## Data entries
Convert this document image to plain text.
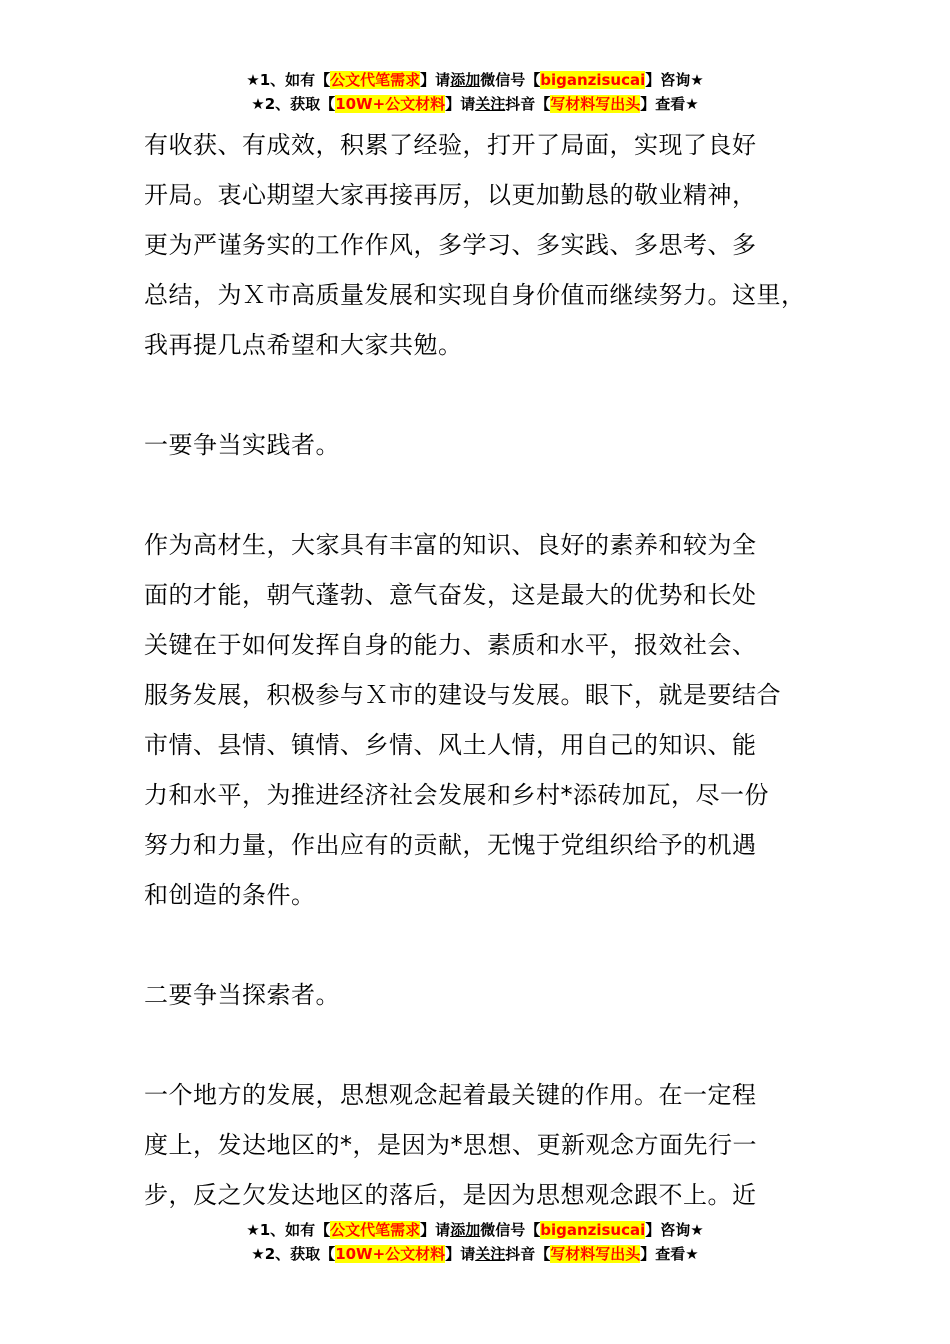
★1、如有【公文代笔需求】请添加微信号【biganzisucai】咨询★
★2、获取【10W+公文材料】请关注抖音【写材料写出头】查看★
有收获、有成效，积累了经验，打开了局面，实现了良好
开局。衷心期望大家再接再厉，以更加勤恳的敬业精神，
更为严谨务实的工作作风，多学习、多实践、多思考、多
总结，为Ｘ市高质量发展和实现自身价值而继续努力。这里，
我再提几点希望和大家共勉。
一要争当实践者。
作为高材生，大家具有丰富的知识、良好的素养和较为全
面的才能，朝气蓬勃、意气奋发，这是最大的优势和长处
关键在于如何发挥自身的能力、素质和水平，报效社会、
服务发展，积极参与Ｘ市的建设与发展。眼下，就是要结合
市情、县情、镇情、乡情、风土人情，用自己的知识、能
力和水平，为推进经济社会发展和乡村*添砖加瓦，尽一份
努力和力量，作出应有的贡献，无愧于党组织给予的机遇
和创造的条件。
二要争当探索者。
一个地方的发展，思想观念起着最关键的作用。在一定程
度上，发达地区的*，是因为*思想、更新观念方面先行一
步，反之欠发达地区的落后，是因为思想观念跟不上。近
★1、如有【公文代笔需求】请添加微信号【biganzisucai】咨询★
★2、获取【10W+公文材料】请关注抖音【写材料写出头】查看★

## TASK REQUIREMENTS
Pictures are not part of the copy; output everything else in the records exactly.

## IN RESPONSE
Convert this document image to plain text.
★1、如有【公文代笔需求】请添加微信号【biganzisucai】咨询★
★2、获取【10W+公文材料】请关注抖音【写材料写出头】查看★
有收获、有成效，积累了经验，打开了局面，实现了良好
开局。衷心期望大家再接再厉，以更加勤恳的敬业精神，
更为严谨务实的工作作风，多学习、多实践、多思考、多
总结，为Ｘ市高质量发展和实现自身价值而继续努力。这里，
我再提几点希望和大家共勉。
一要争当实践者。
作为高材生，大家具有丰富的知识、良好的素养和较为全
面的才能，朝气蓬勃、意气奋发，这是最大的优势和长处
关键在于如何发挥自身的能力、素质和水平，报效社会、
服务发展，积极参与Ｘ市的建设与发展。眼下，就是要结合
市情、县情、镇情、乡情、风土人情，用自己的知识、能
力和水平，为推进经济社会发展和乡村*添砖加瓦，尽一份
努力和力量，作出应有的贡献，无愧于党组织给予的机遇
和创造的条件。
二要争当探索者。
一个地方的发展，思想观念起着最关键的作用。在一定程
度上，发达地区的*，是因为*思想、更新观念方面先行一
步，反之欠发达地区的落后，是因为思想观念跟不上。近
★1、如有【公文代笔需求】请添加微信号【biganzisucai】咨询★
★2、获取【10W+公文材料】请关注抖音【写材料写出头】查看★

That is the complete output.